Task statement >> Below are the records; collect from them each line containing the string "color".
------------------------------------------------------------------------
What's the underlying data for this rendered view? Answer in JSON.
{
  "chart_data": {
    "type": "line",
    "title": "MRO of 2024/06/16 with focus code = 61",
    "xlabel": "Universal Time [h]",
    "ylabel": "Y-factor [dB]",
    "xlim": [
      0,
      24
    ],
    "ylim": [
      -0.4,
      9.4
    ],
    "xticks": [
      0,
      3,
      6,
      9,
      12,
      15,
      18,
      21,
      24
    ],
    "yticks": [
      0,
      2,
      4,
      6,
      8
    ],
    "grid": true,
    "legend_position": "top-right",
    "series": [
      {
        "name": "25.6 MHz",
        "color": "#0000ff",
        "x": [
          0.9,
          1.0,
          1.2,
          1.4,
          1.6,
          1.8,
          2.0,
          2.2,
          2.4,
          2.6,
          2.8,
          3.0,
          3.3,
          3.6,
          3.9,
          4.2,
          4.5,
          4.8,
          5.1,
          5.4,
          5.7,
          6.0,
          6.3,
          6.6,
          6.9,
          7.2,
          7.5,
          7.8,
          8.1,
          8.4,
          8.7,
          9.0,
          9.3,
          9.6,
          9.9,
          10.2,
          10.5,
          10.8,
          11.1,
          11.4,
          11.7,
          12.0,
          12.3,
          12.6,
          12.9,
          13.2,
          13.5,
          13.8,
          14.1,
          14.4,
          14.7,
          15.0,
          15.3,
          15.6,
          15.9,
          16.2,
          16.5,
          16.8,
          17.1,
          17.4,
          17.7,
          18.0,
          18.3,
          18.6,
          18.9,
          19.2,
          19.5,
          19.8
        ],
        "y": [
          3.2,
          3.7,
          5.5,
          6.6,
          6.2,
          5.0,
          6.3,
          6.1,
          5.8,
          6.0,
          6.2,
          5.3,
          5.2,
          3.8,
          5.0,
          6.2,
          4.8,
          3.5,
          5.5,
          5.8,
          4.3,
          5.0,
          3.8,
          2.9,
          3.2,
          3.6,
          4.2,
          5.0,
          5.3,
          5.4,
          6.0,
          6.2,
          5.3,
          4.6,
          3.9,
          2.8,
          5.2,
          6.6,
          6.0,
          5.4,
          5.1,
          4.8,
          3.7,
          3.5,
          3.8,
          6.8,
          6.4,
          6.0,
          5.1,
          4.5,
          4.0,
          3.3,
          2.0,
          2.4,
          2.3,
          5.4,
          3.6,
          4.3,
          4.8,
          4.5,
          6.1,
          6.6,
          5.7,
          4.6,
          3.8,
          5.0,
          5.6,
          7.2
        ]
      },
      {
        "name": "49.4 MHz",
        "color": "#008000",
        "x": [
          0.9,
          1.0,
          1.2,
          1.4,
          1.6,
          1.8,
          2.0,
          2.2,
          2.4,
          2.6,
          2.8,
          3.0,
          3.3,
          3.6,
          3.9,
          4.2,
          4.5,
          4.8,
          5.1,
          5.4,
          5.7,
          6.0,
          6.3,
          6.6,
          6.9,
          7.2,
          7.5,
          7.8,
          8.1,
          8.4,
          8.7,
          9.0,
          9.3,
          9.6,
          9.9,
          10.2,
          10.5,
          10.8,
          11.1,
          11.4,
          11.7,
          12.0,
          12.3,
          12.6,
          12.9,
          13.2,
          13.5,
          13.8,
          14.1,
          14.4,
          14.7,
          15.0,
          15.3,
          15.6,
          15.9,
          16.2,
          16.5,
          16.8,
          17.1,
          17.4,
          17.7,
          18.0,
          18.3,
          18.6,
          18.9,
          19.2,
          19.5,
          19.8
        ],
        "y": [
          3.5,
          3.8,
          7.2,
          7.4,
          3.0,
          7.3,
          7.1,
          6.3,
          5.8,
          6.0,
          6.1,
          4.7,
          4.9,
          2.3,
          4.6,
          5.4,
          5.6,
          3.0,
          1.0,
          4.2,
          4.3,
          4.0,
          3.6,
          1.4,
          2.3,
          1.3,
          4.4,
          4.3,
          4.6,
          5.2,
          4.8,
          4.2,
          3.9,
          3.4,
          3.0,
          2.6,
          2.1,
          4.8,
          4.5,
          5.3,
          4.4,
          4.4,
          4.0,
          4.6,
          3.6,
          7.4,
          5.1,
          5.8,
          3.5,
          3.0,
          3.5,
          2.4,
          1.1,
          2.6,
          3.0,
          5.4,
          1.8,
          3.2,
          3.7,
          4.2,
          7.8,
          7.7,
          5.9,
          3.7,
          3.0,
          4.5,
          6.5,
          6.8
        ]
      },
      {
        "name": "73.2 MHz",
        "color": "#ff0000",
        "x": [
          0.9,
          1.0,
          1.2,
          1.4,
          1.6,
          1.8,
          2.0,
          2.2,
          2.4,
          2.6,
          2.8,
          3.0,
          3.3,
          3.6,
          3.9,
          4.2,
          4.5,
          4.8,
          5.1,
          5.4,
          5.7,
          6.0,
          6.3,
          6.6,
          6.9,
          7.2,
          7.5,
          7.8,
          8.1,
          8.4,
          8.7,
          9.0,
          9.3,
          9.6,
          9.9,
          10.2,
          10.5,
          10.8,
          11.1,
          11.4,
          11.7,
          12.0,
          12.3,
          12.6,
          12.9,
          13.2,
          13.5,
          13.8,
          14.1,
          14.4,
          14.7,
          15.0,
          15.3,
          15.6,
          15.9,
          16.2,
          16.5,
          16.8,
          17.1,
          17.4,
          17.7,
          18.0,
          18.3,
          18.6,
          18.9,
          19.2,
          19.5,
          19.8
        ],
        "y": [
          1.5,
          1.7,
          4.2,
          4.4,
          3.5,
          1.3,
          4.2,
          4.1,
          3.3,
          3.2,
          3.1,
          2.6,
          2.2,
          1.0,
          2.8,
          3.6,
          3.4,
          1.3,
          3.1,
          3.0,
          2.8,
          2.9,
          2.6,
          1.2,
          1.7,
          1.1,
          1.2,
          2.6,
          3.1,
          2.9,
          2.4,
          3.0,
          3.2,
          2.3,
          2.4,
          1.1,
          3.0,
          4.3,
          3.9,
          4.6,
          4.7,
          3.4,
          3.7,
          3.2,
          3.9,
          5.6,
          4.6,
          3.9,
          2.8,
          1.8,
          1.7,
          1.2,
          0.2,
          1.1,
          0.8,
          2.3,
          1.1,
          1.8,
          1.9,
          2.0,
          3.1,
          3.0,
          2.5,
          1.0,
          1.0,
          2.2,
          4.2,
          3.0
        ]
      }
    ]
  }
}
------------------------------------------------------------------------
Result for this exercise >>
        "color": "#0000ff",
        "color": "#008000",
        "color": "#ff0000",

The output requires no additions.